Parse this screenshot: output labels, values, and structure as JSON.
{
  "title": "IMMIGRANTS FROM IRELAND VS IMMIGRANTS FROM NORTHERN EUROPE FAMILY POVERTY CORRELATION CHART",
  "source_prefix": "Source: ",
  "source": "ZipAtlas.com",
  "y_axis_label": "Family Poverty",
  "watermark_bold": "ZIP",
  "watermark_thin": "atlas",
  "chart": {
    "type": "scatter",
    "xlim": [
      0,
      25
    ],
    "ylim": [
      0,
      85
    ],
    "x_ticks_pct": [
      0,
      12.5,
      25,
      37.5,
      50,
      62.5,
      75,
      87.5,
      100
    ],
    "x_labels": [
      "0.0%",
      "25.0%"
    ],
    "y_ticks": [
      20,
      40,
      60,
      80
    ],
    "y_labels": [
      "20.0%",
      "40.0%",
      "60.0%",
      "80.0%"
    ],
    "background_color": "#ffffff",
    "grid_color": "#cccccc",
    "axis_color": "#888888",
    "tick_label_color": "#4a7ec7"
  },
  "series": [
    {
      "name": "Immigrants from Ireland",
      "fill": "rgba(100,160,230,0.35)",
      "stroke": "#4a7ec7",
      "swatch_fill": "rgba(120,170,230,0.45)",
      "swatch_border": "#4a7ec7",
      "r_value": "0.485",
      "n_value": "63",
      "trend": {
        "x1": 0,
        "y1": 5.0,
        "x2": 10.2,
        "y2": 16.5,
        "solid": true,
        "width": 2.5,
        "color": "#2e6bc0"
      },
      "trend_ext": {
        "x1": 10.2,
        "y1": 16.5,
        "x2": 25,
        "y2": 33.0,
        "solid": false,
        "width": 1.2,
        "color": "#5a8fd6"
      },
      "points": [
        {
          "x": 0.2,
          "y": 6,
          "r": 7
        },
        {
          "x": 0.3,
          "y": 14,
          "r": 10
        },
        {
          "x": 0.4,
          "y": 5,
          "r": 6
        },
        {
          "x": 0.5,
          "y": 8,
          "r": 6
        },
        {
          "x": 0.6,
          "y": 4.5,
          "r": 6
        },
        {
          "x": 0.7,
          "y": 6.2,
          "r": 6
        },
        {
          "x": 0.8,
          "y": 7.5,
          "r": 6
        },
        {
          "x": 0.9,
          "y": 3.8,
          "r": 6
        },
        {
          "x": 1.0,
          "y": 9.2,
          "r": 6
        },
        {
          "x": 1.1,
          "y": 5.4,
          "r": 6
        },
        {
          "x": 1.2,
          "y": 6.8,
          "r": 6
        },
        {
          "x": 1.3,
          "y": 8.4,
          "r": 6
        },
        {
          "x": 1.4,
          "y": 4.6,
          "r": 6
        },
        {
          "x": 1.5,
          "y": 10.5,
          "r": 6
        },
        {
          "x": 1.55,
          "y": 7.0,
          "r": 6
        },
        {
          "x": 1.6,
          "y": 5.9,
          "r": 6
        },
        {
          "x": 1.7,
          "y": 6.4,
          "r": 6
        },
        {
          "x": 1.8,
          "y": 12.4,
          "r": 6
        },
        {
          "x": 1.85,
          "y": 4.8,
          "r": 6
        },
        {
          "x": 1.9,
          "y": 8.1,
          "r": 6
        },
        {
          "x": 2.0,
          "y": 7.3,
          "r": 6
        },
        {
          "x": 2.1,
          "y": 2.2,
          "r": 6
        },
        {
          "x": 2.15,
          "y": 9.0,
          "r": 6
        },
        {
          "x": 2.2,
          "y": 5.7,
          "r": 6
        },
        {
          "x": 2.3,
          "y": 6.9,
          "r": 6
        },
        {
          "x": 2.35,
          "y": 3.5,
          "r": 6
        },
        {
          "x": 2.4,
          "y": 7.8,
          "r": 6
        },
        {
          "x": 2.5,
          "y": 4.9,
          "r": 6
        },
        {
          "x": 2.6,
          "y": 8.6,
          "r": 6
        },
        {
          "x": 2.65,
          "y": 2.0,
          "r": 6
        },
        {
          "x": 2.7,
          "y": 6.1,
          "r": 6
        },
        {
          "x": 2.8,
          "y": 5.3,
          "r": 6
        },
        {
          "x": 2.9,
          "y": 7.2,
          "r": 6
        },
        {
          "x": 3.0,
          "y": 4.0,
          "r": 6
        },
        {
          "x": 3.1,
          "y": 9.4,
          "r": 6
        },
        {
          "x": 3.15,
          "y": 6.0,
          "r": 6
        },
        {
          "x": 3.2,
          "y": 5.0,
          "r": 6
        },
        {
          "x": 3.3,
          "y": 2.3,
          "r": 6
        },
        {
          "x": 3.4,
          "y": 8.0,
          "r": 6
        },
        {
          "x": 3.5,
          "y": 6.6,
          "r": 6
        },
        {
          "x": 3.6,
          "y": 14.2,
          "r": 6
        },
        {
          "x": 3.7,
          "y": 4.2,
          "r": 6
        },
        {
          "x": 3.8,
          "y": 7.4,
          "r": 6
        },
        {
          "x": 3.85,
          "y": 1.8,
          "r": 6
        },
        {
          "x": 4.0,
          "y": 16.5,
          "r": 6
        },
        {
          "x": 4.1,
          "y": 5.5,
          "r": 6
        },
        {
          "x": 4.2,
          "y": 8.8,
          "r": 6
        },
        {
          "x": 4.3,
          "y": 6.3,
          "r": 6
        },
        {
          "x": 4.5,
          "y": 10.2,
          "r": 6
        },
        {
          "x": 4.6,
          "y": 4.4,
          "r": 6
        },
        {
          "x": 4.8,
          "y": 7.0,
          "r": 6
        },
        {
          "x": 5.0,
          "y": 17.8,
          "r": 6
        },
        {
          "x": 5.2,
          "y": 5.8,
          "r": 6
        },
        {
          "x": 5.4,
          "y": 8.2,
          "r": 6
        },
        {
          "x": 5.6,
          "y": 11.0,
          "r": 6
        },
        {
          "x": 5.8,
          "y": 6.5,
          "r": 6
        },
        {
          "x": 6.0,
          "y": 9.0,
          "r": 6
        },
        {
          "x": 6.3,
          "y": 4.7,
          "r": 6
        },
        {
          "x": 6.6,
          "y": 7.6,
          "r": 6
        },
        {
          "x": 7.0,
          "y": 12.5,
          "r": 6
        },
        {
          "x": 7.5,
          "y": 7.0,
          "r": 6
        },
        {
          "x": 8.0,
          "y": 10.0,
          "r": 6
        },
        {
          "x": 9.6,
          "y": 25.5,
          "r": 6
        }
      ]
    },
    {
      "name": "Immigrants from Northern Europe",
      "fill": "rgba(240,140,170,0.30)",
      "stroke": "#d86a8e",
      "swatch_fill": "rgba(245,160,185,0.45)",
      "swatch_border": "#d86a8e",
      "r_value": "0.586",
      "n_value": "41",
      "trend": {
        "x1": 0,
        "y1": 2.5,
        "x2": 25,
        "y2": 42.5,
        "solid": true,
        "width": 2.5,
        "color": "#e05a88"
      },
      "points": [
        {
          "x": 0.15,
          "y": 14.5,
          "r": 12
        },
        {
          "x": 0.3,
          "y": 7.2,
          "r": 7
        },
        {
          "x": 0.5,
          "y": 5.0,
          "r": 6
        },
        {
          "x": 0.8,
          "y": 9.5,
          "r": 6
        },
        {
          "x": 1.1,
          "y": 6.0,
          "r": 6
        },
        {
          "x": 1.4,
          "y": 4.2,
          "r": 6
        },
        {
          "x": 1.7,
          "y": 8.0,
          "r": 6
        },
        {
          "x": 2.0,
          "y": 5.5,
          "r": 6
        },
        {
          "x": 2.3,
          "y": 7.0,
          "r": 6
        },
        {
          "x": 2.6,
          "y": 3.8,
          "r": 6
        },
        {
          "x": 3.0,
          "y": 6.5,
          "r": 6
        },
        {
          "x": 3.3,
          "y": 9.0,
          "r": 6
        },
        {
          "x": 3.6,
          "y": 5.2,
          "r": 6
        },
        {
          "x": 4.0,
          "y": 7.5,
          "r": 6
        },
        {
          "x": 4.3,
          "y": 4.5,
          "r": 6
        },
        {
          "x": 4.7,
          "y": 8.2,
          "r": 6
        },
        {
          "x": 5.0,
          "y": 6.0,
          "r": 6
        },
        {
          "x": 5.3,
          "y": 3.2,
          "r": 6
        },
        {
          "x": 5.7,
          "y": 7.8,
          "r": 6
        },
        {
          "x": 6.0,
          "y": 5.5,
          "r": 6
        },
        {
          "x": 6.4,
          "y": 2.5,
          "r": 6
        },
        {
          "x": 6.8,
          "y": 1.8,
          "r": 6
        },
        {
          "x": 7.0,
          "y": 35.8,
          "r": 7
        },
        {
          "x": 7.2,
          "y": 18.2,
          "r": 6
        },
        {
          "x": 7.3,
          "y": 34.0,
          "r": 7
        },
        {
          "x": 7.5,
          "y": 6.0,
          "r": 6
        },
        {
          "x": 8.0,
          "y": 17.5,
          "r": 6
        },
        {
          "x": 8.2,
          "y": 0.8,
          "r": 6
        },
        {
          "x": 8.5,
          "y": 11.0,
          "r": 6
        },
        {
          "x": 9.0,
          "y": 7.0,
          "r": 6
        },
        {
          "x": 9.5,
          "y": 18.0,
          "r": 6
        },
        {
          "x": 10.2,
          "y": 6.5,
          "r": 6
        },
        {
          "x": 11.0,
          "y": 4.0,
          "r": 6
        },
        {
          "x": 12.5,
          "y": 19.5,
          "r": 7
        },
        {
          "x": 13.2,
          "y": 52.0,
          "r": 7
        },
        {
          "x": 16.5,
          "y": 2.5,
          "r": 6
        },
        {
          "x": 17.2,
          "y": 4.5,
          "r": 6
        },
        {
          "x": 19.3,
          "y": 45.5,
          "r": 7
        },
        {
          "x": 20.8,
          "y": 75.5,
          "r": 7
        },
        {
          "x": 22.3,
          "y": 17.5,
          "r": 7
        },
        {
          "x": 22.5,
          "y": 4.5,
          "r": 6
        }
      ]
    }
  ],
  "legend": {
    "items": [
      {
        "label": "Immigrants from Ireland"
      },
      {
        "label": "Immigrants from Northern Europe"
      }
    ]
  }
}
◆ ◆ ◆ ◆ ◆
= Exercise requirements =
Every line containing the string "name" must be listed.

= Solved exercise =
      "name": "Immigrants from Ireland",
      "name": "Immigrants from Northern Europe",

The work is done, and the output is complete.